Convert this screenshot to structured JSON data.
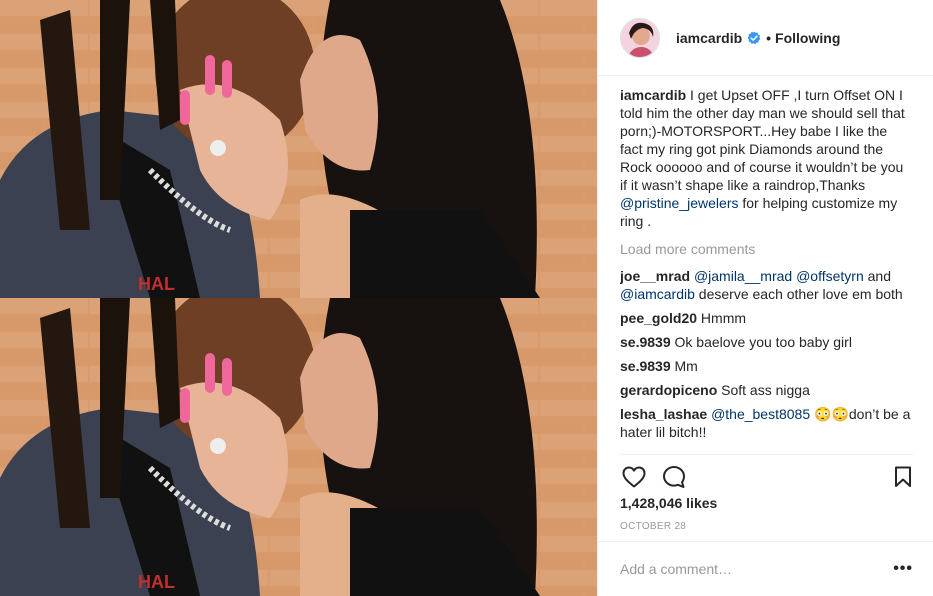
{
  "post": {
    "username": "iamcardib",
    "follow_status": "Following",
    "caption_text": " I get Upset OFF ,I turn Offset ON I told him the other day man we should sell that porn;)-MOTORSPORT...Hey babe I like the fact my ring got pink Diamonds around the Rock oooooo and of course it wouldn’t be you if it wasn’t shape like a raindrop,Thanks ",
    "caption_mention": "@pristine_jewelers",
    "caption_tail": " for helping customize my ring .",
    "load_more": "Load more comments",
    "likes": "1,428,046 likes",
    "date": "OCTOBER 28",
    "add_comment_placeholder": "Add a comment…",
    "more_label": "•••"
  },
  "comments": [
    {
      "user": "joe__mrad",
      "mentions": [
        "@jamila__mrad",
        "@offsetyrn",
        "@iamcardib"
      ],
      "text_mid": " and ",
      "text_end": " deserve each other love em both"
    },
    {
      "user": "pee_gold20",
      "text": " Hmmm"
    },
    {
      "user": "se.9839",
      "text": " Ok baelove you too baby girl"
    },
    {
      "user": "se.9839",
      "text": " Mm"
    },
    {
      "user": "gerardopiceno",
      "text": " Soft ass nigga"
    },
    {
      "user": "lesha_lashae",
      "mention": "@the_best8085",
      "text": " 😳😳don’t be a hater lil bitch!!"
    }
  ],
  "icons": {
    "verified": "verified-badge-icon",
    "like": "heart-icon",
    "comment": "comment-bubble-icon",
    "save": "bookmark-icon",
    "more": "more-options-icon"
  },
  "colors": {
    "verified": "#3897f0",
    "mention": "#003569",
    "muted": "#999999",
    "text": "#262626",
    "border": "#efefef"
  }
}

_ _ _ _

STATED TASK
Copy out each line of the data where the string "other" appears.

RESPONSE BELOW
    "caption_text": " I get Upset OFF ,I turn Offset ON I told him the other day man we should sell that porn;)-MOTORSPORT...Hey babe I like the fact my ring got pink Diamonds around the Rock oooooo and of course it wouldn’t be you if it wasn’t shape like a raindrop,Thanks ",
      "text_end": " deserve each other love em both"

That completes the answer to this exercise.